Set down, in full, every record in the block.

:: MATERIAL PROVIDED ::

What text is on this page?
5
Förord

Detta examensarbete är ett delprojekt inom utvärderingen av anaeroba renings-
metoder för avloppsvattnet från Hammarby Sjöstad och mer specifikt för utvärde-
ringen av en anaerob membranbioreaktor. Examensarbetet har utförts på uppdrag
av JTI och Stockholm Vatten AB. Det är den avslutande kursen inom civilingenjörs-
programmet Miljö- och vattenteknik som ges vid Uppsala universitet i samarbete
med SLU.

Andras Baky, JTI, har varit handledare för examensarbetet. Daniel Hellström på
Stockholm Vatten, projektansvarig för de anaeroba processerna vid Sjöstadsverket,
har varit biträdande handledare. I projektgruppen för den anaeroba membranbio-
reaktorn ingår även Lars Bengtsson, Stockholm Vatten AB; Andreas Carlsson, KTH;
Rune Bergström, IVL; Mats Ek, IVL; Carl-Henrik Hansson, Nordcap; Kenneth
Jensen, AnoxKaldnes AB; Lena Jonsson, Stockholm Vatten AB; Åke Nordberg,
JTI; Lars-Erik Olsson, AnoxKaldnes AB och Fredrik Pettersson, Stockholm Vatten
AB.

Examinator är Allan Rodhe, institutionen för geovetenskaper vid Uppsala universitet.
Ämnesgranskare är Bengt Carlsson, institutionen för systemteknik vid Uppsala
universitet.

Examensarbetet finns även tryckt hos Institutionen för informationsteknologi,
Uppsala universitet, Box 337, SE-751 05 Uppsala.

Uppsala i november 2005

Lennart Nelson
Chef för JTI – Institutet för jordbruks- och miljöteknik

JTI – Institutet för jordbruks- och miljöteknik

:::

> _RESPONSE TO THE TASK_:
What text is on this page?
5
Förord

Detta examensarbete är ett delprojekt inom utvärderingen av anaeroba renings-
metoder för avloppsvattnet från Hammarby Sjöstad och mer specifikt för utvärde-
ringen av en anaerob membranbioreaktor. Examensarbetet har utförts på uppdrag
av JTI och Stockholm Vatten AB. Det är den avslutande kursen inom civilingenjörs-
programmet Miljö- och vattenteknik som ges vid Uppsala universitet i samarbete
med SLU.

Andras Baky, JTI, har varit handledare för examensarbetet. Daniel Hellström på
Stockholm Vatten, projektansvarig för de anaeroba processerna vid Sjöstadsverket,
har varit biträdande handledare. I projektgruppen för den anaeroba membranbio-
reaktorn ingår även Lars Bengtsson, Stockholm Vatten AB; Andreas Carlsson, KTH;
Rune Bergström, IVL; Mats Ek, IVL; Carl-Henrik Hansson, Nordcap; Kenneth
Jensen, AnoxKaldnes AB; Lena Jonsson, Stockholm Vatten AB; Åke Nordberg,
JTI; Lars-Erik Olsson, AnoxKaldnes AB och Fredrik Pettersson, Stockholm Vatten
AB.

Examinator är Allan Rodhe, institutionen för geovetenskaper vid Uppsala universitet.
Ämnesgranskare är Bengt Carlsson, institutionen för systemteknik vid Uppsala
universitet.

Examensarbetet finns även tryckt hos Institutionen för informationsteknologi,
Uppsala universitet, Box 337, SE-751 05 Uppsala.

Uppsala i november 2005

Lennart Nelson
Chef för JTI – Institutet för jordbruks- och miljöteknik

JTI – Institutet för jordbruks- och miljöteknik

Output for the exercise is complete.